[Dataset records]
※ ※ ※

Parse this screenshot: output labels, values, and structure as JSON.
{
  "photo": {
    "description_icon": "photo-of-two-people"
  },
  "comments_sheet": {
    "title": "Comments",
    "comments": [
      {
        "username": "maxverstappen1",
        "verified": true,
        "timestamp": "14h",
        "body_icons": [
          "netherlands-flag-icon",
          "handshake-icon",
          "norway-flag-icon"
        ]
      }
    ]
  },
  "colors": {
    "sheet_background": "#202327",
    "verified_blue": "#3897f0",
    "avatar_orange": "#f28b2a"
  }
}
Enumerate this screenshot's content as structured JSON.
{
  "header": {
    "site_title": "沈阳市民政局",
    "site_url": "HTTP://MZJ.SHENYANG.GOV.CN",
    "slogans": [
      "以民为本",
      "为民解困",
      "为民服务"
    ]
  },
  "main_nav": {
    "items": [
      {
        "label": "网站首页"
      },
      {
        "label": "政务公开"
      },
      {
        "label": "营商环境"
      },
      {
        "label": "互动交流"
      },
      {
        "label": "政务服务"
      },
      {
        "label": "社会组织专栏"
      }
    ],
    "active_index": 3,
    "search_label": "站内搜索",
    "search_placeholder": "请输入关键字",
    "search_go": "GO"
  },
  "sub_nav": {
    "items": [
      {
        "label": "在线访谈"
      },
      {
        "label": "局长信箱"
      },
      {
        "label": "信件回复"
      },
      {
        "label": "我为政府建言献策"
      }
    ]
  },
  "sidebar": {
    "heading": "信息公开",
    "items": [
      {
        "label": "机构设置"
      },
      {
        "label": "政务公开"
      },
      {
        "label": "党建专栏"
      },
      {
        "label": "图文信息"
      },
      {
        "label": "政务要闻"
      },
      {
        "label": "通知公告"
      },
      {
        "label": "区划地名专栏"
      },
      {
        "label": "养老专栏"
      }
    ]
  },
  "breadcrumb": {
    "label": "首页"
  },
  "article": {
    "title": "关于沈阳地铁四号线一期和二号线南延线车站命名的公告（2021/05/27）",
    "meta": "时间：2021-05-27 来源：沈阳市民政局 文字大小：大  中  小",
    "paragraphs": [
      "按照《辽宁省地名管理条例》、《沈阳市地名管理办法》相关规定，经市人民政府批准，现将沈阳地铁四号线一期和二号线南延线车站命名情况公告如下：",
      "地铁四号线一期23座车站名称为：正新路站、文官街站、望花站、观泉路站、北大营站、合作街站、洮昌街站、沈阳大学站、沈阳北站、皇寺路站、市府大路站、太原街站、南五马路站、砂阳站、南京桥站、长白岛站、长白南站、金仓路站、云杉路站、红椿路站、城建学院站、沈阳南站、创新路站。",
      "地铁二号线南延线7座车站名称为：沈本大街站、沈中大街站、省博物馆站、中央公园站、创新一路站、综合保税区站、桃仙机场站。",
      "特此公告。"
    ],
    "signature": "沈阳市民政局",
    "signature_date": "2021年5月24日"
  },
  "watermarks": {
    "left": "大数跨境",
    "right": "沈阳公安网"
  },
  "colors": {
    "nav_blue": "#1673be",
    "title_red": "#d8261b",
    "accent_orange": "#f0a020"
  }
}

※ ※ ※

* **Task instructions**: Report how many lines in these entries contain "flag". Answer with the number only.

* **Complete response**: 2